Required task: Wherever the word "coin" appears in a line, copy that line.

Supplied records:
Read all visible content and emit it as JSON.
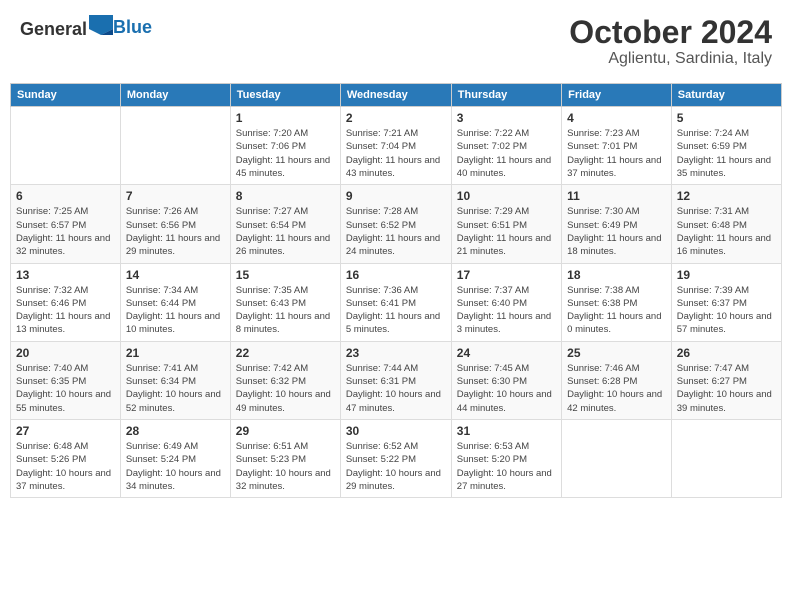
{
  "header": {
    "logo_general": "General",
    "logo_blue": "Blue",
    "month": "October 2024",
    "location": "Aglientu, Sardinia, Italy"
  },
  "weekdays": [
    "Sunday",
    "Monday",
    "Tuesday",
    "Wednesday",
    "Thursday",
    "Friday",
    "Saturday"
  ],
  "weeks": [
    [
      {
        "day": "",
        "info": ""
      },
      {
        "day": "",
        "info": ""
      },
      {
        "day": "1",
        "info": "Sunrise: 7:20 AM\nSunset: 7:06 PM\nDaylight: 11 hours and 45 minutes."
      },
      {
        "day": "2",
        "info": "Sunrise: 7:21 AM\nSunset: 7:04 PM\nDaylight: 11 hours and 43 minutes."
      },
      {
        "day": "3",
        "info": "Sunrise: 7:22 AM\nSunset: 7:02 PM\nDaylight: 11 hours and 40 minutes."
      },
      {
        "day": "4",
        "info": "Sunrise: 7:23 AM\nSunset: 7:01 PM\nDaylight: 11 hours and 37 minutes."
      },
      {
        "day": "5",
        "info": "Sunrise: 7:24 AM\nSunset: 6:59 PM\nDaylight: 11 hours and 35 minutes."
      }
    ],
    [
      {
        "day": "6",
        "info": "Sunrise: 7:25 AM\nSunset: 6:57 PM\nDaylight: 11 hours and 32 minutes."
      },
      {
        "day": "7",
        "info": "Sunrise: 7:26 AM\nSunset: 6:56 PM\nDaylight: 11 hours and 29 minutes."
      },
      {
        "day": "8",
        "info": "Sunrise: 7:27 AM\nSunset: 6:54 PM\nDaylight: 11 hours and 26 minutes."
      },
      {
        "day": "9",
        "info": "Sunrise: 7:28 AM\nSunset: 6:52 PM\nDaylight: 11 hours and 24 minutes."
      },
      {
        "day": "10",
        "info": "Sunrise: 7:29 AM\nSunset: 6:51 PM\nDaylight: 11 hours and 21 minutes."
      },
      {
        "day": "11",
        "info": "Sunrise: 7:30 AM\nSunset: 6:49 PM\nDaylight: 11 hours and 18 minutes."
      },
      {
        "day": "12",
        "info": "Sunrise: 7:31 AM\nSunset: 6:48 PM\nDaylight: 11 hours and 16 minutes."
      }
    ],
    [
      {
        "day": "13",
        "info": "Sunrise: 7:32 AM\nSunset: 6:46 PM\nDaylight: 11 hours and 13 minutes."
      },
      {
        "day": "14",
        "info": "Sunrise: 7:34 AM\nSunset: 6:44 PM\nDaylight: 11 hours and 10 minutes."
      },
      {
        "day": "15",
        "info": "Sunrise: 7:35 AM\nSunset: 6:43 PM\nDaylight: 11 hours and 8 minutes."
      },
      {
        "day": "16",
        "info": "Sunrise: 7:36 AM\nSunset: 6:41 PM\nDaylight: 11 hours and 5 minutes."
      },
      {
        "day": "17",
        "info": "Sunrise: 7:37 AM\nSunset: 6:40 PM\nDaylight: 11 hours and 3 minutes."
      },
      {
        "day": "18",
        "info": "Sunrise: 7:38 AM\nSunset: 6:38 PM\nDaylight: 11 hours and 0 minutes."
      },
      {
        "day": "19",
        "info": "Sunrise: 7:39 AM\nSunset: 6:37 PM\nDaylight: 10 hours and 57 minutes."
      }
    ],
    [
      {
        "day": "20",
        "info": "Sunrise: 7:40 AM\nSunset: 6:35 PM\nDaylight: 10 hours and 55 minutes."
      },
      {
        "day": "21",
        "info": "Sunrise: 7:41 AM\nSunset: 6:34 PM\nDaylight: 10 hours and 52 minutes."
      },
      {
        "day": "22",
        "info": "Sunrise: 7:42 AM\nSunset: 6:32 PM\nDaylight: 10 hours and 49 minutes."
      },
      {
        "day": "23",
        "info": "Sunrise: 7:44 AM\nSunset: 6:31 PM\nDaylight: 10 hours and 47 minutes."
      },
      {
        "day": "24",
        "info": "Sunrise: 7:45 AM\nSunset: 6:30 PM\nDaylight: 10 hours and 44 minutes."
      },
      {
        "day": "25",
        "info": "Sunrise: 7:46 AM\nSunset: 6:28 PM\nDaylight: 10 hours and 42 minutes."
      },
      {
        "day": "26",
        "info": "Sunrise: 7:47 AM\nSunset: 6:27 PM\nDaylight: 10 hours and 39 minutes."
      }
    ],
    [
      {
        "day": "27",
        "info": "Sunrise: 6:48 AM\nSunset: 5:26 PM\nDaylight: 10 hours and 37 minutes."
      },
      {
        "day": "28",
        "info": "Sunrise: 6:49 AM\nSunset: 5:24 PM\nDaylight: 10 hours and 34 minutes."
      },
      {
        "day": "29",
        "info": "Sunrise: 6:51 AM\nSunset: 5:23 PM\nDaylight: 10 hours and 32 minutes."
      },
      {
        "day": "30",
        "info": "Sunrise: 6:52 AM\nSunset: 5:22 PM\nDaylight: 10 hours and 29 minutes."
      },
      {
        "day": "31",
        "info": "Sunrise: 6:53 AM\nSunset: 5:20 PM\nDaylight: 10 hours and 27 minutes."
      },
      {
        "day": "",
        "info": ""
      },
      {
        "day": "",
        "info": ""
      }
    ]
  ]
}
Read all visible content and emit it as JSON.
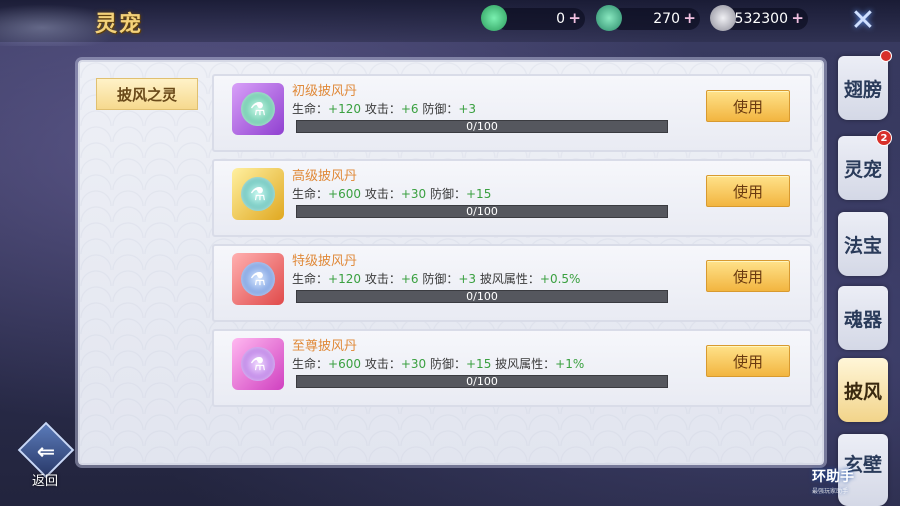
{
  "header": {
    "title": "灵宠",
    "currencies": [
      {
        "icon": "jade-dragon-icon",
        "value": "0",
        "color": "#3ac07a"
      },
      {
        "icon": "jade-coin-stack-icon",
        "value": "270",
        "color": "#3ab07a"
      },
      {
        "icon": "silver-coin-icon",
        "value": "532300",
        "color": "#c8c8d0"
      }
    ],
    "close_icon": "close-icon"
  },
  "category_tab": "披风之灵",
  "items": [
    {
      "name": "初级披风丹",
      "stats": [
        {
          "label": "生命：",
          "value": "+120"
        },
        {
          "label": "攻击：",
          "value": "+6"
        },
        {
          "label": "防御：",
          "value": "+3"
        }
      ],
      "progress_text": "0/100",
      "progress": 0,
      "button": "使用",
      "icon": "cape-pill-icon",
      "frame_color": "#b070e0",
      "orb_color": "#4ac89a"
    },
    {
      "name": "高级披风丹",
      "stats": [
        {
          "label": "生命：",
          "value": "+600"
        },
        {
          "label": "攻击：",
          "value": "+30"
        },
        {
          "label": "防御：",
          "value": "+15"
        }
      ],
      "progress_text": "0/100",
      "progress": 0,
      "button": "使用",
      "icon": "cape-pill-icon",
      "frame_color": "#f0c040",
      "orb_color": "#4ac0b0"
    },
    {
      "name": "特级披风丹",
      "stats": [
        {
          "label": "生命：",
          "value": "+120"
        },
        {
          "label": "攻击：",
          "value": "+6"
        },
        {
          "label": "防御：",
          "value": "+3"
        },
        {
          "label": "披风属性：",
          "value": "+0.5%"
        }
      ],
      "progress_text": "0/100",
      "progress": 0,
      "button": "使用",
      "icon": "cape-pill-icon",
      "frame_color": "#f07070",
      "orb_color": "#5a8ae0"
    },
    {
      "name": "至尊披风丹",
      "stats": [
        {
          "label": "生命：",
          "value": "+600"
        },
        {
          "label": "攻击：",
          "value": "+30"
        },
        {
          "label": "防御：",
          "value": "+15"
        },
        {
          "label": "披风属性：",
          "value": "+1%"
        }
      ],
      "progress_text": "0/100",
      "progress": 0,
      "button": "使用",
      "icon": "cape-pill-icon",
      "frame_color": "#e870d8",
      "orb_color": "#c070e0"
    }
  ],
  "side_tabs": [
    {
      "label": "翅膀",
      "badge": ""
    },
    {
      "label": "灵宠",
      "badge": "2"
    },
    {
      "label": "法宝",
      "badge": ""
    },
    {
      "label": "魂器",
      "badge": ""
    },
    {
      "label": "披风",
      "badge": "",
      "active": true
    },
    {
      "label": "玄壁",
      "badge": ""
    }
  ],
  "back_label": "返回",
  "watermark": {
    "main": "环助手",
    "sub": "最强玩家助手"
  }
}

Solution to the exercise:
        "icon": "jade-coin-stack-icon",
        "icon": "silver-coin-icon",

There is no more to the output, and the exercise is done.